Written exercise
Everything in the data should be repeated exactly, save for the images.

Data excerpts
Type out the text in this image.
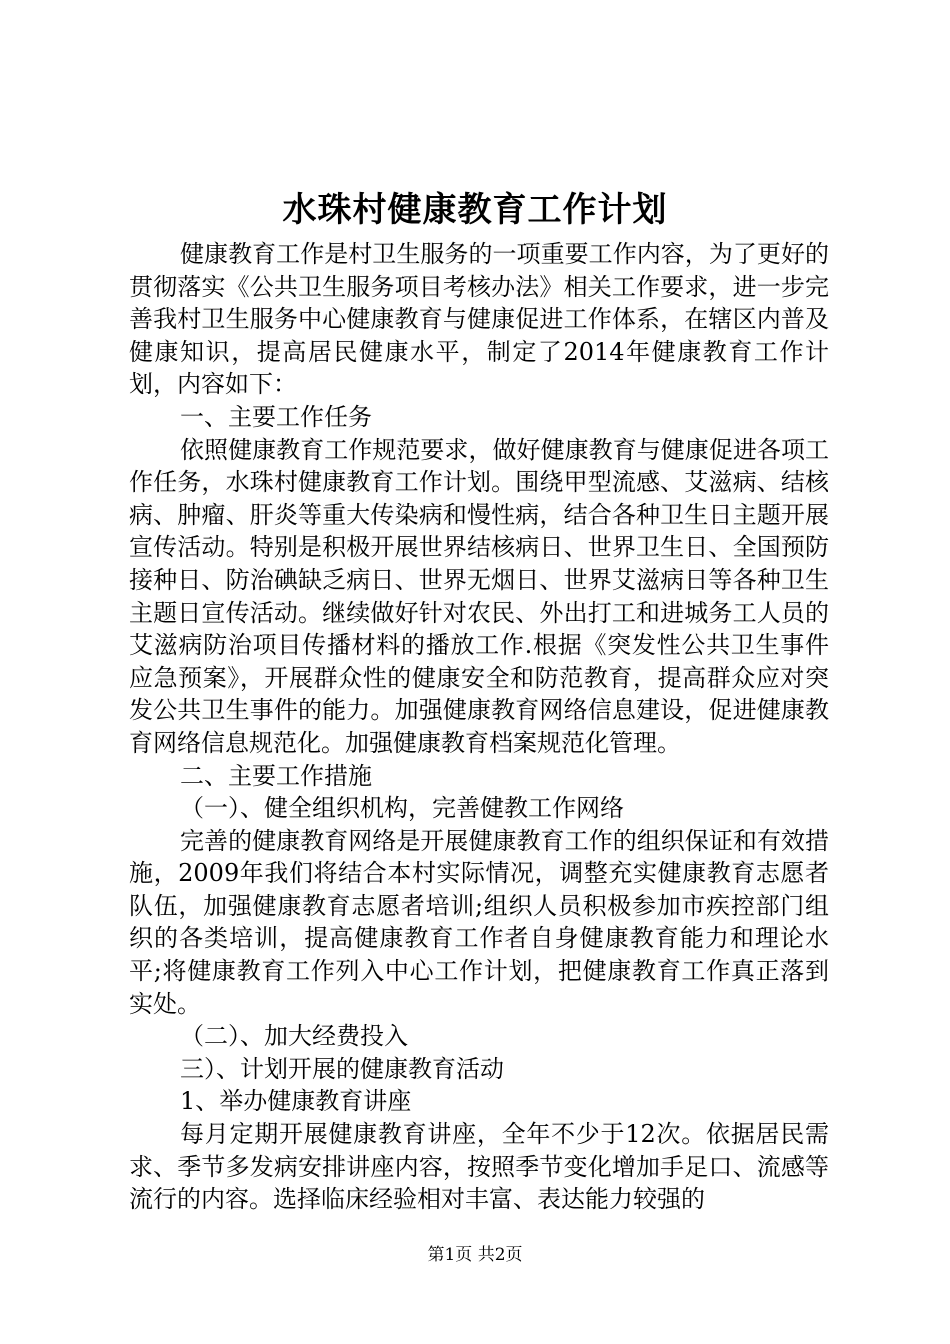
水珠村健康教育工作计划

健康教育工作是村卫生服务的一项重要工作内容，为了更好的贯彻落实《公共卫生服务项目考核办法》相关工作要求，进一步完善我村卫生服务中心健康教育与健康促进工作体系，在辖区内普及健康知识，提高居民健康水平，制定了2014年健康教育工作计划，内容如下：

一、主要工作任务

依照健康教育工作规范要求，做好健康教育与健康促进各项工作任务，水珠村健康教育工作计划。围绕甲型流感、艾滋病、结核病、肿瘤、肝炎等重大传染病和慢性病，结合各种卫生日主题开展宣传活动。特别是积极开展世界结核病日、世界卫生日、全国预防接种日、防治碘缺乏病日、世界无烟日、世界艾滋病日等各种卫生主题日宣传活动。继续做好针对农民、外出打工和进城务工人员的艾滋病防治项目传播材料的播放工作.根据《突发性公共卫生事件应急预案》，开展群众性的健康安全和防范教育，提高群众应对突发公共卫生事件的能力。加强健康教育网络信息建设，促进健康教育网络信息规范化。加强健康教育档案规范化管理。

二、主要工作措施

（一）、健全组织机构，完善健教工作网络

完善的健康教育网络是开展健康教育工作的组织保证和有效措施，2009年我们将结合本村实际情况，调整充实健康教育志愿者队伍，加强健康教育志愿者培训;组织人员积极参加市疾控部门组织的各类培训，提高健康教育工作者自身健康教育能力和理论水平;将健康教育工作列入中心工作计划，把健康教育工作真正落到实处。

（二）、加大经费投入

三）、计划开展的健康教育活动

1、举办健康教育讲座

每月定期开展健康教育讲座，全年不少于12次。依据居民需求、季节多发病安排讲座内容，按照季节变化增加手足口、流感等流行的内容。选择临床经验相对丰富、表达能力较强的

第1页 共2页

Result of the exercise
Type out the text in this image.
水珠村健康教育工作计划

健康教育工作是村卫生服务的一项重要工作内容，为了更好的贯彻落实《公共卫生服务项目考核办法》相关工作要求，进一步完善我村卫生服务中心健康教育与健康促进工作体系，在辖区内普及健康知识，提高居民健康水平，制定了2014年健康教育工作计划，内容如下：

一、主要工作任务

依照健康教育工作规范要求，做好健康教育与健康促进各项工作任务，水珠村健康教育工作计划。围绕甲型流感、艾滋病、结核病、肿瘤、肝炎等重大传染病和慢性病，结合各种卫生日主题开展宣传活动。特别是积极开展世界结核病日、世界卫生日、全国预防接种日、防治碘缺乏病日、世界无烟日、世界艾滋病日等各种卫生主题日宣传活动。继续做好针对农民、外出打工和进城务工人员的艾滋病防治项目传播材料的播放工作.根据《突发性公共卫生事件应急预案》，开展群众性的健康安全和防范教育，提高群众应对突发公共卫生事件的能力。加强健康教育网络信息建设，促进健康教育网络信息规范化。加强健康教育档案规范化管理。

二、主要工作措施

（一）、健全组织机构，完善健教工作网络

完善的健康教育网络是开展健康教育工作的组织保证和有效措施，2009年我们将结合本村实际情况，调整充实健康教育志愿者队伍，加强健康教育志愿者培训;组织人员积极参加市疾控部门组织的各类培训，提高健康教育工作者自身健康教育能力和理论水平;将健康教育工作列入中心工作计划，把健康教育工作真正落到实处。

（二）、加大经费投入

三）、计划开展的健康教育活动

1、举办健康教育讲座

每月定期开展健康教育讲座，全年不少于12次。依据居民需求、季节多发病安排讲座内容，按照季节变化增加手足口、流感等流行的内容。选择临床经验相对丰富、表达能力较强的

第1页 共2页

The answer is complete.